(Data excerpts)
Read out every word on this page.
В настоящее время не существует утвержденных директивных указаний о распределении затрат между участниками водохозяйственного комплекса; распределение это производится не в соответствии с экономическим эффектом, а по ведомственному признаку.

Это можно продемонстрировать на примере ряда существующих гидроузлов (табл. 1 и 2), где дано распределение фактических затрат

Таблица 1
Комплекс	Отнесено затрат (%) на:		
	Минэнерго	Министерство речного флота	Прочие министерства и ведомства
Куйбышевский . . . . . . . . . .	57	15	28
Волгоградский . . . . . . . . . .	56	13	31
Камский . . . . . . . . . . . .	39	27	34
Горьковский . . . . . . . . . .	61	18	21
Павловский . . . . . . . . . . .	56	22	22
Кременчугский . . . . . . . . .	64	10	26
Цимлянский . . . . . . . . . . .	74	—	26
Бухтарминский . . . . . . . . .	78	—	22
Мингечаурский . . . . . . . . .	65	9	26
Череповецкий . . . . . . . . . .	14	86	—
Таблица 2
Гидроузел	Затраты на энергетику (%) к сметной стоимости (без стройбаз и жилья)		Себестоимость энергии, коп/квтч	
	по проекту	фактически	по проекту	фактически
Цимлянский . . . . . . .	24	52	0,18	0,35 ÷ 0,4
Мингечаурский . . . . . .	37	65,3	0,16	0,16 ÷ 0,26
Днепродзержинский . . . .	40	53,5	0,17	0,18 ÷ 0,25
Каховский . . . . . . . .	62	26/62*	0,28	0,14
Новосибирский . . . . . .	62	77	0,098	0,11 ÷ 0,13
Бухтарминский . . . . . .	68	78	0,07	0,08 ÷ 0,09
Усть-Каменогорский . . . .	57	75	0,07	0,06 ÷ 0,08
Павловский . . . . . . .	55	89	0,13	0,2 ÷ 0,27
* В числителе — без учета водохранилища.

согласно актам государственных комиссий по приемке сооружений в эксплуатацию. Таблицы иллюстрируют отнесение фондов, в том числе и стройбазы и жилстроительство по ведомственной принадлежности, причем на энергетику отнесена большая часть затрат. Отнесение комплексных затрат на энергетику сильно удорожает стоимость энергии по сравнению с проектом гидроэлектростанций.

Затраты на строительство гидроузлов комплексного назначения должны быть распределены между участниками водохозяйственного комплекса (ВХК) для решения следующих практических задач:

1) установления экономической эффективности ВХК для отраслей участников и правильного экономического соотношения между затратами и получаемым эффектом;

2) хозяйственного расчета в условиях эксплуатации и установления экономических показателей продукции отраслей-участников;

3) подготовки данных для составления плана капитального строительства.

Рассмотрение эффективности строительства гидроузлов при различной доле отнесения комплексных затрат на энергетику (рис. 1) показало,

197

(TO BE DONE)
Pick out all lines from the data above in which the word "распределение" appears.

(EXERCISE RESULT)
В настоящее время не существует утвержденных директивных указаний о распределении затрат между участниками водохозяйственного комплекса; распределение это производится не в соответствии с экономическим эффектом, а по ведомственному признаку.
Это можно продемонстрировать на примере ряда существующих гидроузлов (табл. 1 и 2), где дано распределение фактических затрат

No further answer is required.